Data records
▽
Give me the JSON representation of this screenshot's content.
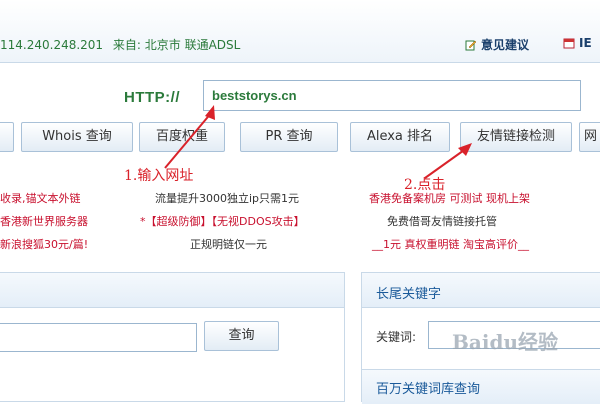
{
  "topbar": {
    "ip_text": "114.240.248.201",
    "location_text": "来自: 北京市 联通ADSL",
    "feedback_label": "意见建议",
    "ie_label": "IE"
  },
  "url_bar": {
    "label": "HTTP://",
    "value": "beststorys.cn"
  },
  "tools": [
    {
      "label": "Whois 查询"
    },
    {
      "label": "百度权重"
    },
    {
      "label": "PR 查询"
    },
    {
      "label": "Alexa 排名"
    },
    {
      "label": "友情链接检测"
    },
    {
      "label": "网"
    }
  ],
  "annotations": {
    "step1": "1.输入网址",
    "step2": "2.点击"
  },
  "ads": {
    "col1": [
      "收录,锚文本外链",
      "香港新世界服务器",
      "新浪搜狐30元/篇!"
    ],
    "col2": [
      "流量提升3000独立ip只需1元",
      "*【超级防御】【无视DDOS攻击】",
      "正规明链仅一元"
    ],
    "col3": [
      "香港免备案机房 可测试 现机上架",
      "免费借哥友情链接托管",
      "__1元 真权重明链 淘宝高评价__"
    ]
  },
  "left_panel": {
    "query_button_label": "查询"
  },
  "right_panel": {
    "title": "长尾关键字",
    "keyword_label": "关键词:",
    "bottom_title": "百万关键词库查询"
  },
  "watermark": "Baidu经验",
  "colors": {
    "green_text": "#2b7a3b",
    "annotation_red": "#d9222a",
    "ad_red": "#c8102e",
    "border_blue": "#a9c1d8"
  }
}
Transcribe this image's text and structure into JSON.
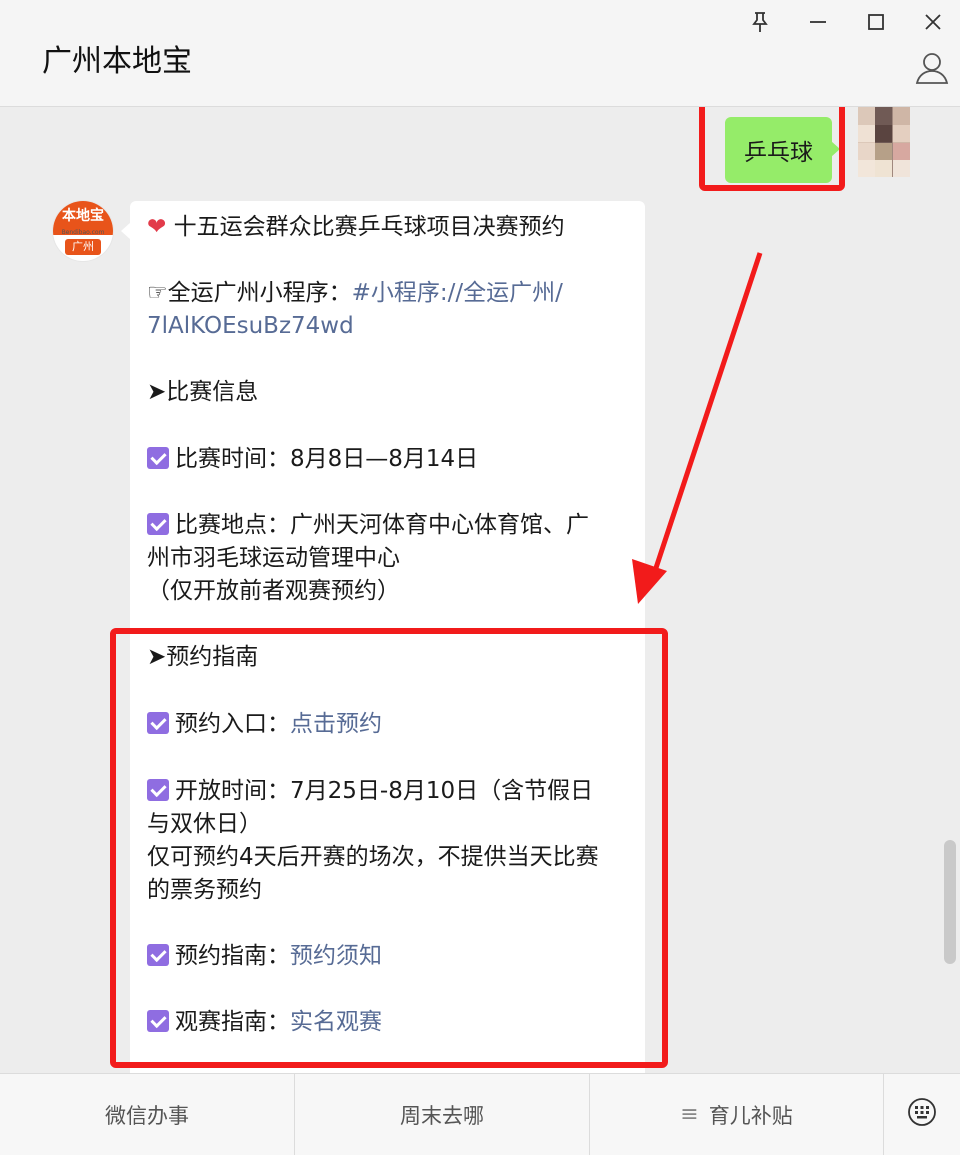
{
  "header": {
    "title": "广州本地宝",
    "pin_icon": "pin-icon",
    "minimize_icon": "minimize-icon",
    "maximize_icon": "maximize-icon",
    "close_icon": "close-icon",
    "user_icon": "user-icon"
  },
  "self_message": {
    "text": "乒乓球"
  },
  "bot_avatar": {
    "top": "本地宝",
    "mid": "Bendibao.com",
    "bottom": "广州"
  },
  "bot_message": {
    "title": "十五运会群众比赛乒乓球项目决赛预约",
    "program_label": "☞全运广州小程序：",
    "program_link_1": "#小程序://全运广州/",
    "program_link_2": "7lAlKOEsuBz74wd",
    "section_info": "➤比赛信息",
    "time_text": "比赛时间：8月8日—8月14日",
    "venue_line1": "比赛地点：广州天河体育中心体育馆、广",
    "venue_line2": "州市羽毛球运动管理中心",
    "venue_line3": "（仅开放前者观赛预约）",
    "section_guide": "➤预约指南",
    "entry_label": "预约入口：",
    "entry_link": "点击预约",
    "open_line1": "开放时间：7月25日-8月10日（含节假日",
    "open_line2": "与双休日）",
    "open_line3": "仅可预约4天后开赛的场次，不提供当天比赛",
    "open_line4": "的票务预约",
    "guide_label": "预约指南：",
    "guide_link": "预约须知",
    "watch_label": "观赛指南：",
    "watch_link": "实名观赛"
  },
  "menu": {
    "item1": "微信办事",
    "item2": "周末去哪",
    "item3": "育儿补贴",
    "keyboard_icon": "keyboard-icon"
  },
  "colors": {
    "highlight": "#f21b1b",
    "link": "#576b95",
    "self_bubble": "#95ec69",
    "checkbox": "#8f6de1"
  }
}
△
▽
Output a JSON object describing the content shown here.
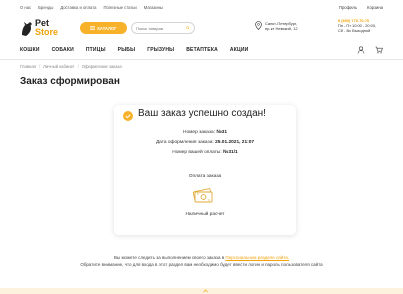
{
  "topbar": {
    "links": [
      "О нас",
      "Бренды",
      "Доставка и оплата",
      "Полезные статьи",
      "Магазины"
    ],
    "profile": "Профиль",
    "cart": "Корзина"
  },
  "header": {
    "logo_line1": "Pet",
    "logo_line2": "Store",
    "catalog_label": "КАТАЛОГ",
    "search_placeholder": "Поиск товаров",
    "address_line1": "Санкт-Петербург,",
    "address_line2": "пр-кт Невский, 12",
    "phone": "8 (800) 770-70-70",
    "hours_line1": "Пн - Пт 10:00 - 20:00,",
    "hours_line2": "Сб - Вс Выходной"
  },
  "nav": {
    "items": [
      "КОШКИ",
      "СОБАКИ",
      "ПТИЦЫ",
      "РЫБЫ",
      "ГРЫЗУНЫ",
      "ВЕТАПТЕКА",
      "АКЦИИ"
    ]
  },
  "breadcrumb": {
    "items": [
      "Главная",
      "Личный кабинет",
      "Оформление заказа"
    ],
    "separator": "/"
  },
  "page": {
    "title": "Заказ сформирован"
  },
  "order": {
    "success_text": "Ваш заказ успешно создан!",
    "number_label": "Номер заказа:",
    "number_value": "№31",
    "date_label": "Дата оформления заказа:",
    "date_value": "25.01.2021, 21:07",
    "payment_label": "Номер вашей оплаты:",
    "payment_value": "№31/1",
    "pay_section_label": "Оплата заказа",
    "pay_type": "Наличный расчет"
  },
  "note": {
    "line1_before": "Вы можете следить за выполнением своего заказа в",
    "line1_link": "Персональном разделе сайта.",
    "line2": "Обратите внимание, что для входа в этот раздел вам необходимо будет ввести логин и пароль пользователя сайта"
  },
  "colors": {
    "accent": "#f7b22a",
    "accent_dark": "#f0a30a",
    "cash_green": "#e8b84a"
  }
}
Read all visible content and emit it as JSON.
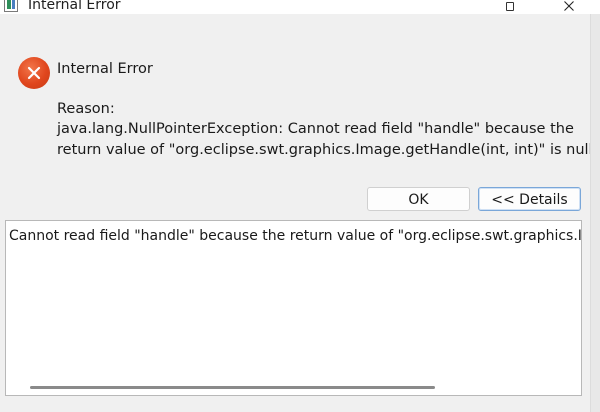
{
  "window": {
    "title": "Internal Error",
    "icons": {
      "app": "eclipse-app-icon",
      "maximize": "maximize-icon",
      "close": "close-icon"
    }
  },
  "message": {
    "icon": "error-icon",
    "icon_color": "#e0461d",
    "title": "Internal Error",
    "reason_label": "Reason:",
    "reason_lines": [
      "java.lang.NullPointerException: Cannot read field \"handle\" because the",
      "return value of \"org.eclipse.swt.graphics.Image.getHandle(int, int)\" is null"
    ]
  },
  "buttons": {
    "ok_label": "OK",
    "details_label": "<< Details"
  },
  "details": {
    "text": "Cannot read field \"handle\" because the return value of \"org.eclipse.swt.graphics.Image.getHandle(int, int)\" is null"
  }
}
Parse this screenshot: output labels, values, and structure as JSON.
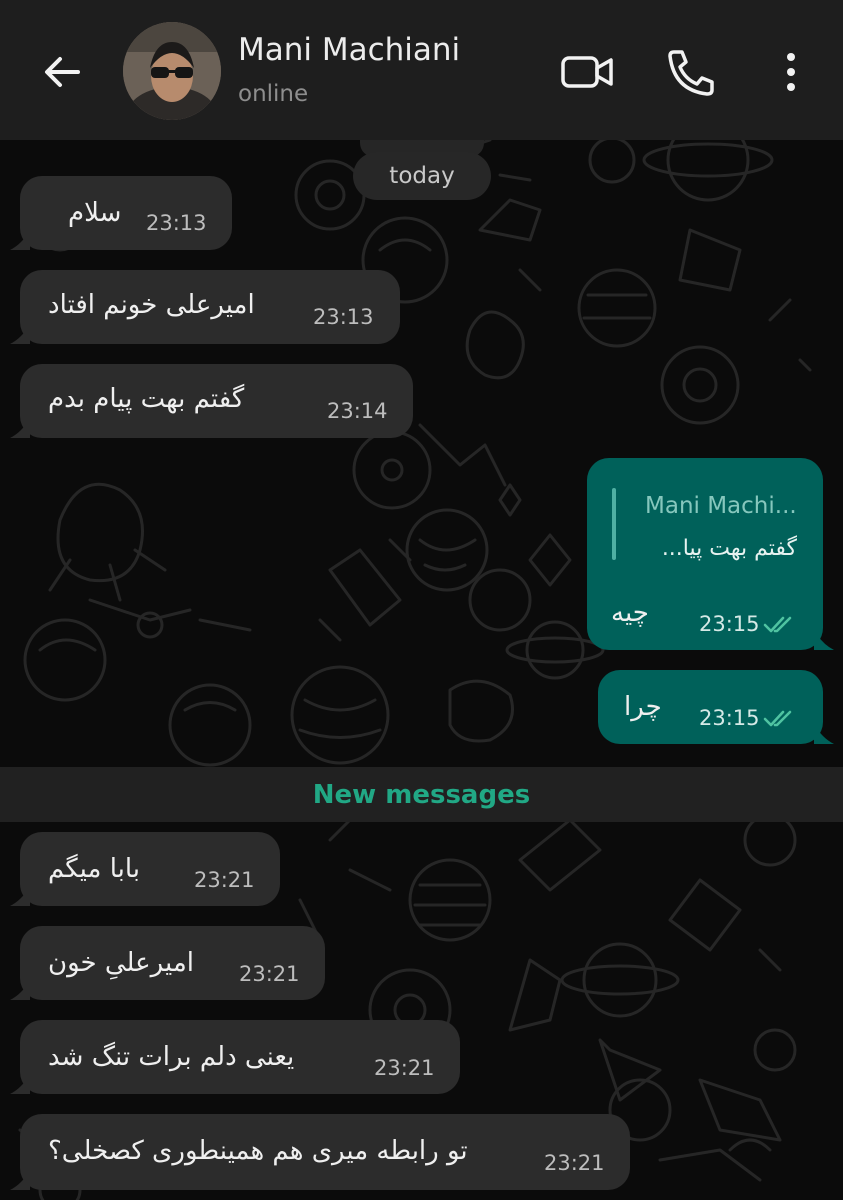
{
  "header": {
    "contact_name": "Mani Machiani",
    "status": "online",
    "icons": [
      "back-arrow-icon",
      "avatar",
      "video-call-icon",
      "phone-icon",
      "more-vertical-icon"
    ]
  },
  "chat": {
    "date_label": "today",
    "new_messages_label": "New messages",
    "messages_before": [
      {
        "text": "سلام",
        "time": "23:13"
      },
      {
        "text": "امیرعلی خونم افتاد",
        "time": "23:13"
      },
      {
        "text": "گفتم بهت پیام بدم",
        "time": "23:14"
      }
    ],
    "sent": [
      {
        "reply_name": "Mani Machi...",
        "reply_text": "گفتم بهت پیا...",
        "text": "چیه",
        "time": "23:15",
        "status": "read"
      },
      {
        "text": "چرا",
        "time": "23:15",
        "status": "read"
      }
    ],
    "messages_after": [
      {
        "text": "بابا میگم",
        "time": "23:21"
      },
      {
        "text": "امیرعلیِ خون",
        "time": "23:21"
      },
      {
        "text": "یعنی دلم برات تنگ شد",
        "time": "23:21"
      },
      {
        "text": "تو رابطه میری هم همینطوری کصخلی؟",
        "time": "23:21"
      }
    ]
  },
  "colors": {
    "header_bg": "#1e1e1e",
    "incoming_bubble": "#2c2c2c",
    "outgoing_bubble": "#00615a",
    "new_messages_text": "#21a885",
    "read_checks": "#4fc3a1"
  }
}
△
## Do this
Look through the entries above and report each line where the string "预约指南" occurs.

## Complete answer
    "section_guide": "➤预约指南",
    "guide_label": "预约指南：",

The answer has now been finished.